* [Your goal]
Where a line contains the word "title", copy that line in full.
-- START --
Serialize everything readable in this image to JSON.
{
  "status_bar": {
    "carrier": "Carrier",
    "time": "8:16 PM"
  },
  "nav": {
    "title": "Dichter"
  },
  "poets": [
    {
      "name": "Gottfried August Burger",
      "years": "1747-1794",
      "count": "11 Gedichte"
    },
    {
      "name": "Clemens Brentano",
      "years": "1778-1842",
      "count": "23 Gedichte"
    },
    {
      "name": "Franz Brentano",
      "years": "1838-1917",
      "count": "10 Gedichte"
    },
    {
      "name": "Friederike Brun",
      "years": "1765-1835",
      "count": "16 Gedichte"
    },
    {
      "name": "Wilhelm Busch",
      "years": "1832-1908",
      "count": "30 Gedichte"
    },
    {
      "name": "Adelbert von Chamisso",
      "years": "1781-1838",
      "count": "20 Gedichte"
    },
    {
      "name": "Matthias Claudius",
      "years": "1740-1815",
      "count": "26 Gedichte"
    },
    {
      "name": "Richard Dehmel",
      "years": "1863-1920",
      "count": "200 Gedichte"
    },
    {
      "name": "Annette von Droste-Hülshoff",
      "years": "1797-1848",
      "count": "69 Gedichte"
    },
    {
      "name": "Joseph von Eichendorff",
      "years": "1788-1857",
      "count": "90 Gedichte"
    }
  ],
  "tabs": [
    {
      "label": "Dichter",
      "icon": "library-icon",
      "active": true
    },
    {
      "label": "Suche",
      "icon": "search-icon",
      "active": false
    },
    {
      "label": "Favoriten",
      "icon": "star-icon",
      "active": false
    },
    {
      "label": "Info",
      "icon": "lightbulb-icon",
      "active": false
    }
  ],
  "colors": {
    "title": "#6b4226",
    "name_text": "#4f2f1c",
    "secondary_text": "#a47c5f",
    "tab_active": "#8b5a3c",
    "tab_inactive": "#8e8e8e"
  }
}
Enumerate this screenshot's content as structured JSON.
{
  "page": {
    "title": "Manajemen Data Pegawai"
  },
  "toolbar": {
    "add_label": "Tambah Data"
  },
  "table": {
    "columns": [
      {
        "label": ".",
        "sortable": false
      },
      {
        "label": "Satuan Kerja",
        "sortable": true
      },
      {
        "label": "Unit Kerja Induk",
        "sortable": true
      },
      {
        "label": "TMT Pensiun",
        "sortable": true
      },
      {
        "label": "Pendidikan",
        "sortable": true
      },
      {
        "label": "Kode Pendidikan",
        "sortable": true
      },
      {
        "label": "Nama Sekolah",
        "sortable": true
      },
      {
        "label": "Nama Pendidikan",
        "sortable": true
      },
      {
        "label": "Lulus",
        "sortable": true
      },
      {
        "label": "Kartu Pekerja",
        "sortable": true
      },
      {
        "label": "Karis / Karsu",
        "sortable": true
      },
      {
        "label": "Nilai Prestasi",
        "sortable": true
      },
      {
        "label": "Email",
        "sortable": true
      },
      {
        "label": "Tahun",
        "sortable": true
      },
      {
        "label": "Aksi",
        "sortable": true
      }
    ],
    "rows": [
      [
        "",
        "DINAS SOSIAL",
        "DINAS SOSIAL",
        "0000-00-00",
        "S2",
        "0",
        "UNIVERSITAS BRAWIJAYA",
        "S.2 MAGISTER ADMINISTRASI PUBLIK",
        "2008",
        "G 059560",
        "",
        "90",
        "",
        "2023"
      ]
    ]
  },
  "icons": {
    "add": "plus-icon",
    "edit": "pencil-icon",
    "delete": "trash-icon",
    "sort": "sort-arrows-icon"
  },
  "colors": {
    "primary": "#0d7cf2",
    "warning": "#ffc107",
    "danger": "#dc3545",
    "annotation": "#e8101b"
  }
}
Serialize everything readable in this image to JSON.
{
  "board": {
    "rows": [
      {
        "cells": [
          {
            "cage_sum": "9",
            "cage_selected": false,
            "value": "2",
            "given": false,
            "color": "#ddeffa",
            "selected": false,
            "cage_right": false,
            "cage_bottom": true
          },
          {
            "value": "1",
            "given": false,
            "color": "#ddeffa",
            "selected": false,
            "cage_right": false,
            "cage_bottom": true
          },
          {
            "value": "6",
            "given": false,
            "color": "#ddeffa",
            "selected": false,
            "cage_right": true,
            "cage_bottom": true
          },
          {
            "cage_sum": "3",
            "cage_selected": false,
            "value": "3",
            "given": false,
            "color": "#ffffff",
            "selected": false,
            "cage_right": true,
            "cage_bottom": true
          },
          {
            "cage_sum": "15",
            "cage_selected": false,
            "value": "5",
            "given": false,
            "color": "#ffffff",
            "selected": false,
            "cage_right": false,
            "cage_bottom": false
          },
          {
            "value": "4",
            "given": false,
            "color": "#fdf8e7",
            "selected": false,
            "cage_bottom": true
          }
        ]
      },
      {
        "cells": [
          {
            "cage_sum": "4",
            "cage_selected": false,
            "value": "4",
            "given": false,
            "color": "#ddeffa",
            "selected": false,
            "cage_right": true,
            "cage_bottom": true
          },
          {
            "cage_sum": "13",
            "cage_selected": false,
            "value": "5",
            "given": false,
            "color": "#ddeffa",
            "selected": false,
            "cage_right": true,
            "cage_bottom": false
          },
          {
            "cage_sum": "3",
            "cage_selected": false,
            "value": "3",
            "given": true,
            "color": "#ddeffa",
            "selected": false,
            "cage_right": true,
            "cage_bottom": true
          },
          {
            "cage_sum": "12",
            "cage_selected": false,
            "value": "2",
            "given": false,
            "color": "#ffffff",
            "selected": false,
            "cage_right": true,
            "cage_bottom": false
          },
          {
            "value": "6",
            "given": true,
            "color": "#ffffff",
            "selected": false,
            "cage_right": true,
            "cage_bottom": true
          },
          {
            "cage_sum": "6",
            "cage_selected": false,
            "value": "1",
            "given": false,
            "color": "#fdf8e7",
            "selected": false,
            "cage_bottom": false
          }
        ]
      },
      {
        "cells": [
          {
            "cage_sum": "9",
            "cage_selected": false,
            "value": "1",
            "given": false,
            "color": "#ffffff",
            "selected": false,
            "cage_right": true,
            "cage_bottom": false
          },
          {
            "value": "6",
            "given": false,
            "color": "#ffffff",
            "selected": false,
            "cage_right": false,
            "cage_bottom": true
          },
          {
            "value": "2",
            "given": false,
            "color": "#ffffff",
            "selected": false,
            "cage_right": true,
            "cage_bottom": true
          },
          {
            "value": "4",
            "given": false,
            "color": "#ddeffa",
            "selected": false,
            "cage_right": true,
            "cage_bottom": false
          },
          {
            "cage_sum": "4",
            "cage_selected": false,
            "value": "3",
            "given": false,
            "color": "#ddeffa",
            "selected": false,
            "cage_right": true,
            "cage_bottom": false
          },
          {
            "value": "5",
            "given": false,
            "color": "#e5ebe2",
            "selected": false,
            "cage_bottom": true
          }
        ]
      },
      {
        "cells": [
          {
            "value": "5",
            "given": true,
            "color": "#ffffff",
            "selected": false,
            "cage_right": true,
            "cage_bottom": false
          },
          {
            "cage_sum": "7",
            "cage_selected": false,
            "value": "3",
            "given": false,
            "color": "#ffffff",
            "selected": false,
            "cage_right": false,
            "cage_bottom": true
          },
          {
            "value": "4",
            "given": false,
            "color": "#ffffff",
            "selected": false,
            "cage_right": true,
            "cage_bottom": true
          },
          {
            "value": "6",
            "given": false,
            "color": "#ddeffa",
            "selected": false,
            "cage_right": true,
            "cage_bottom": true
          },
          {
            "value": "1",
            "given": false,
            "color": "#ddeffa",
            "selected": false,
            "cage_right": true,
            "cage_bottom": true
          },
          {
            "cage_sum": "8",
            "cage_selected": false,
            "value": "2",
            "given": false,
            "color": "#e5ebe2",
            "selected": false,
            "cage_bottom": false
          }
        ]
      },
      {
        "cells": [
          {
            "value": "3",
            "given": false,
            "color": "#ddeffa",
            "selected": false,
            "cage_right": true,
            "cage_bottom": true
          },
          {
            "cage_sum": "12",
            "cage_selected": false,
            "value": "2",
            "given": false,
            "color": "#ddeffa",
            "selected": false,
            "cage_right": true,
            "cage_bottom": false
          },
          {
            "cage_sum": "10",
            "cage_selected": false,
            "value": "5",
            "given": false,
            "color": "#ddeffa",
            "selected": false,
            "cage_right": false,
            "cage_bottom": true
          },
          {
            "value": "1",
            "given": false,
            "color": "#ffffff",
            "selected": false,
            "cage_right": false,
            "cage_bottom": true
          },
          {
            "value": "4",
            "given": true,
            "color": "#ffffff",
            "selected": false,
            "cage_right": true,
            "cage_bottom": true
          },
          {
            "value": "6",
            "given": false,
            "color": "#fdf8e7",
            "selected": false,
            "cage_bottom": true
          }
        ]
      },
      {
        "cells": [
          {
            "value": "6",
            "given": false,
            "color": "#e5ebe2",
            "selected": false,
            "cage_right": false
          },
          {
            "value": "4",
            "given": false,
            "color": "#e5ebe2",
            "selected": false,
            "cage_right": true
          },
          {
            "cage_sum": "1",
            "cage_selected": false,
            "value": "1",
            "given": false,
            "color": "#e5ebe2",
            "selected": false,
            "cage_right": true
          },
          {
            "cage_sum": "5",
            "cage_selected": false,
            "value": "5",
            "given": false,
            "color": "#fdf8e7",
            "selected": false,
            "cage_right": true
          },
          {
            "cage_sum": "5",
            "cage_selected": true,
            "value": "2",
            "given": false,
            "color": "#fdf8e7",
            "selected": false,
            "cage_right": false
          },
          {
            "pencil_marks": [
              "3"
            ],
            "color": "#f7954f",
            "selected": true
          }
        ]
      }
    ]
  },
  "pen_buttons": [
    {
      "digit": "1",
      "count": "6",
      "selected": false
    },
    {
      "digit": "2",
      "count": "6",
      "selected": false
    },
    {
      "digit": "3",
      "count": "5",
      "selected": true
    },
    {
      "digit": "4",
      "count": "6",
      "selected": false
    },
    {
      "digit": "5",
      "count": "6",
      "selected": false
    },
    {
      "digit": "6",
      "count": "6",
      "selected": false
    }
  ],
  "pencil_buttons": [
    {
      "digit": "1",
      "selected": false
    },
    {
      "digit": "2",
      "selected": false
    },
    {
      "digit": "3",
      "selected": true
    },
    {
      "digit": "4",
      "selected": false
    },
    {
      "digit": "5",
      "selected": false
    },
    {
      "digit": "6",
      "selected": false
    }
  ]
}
-- END --
* [Written solution]
    "title": "Dichter"
    "title": "#6b4226",
    "title": "Manajemen Data Pegawai"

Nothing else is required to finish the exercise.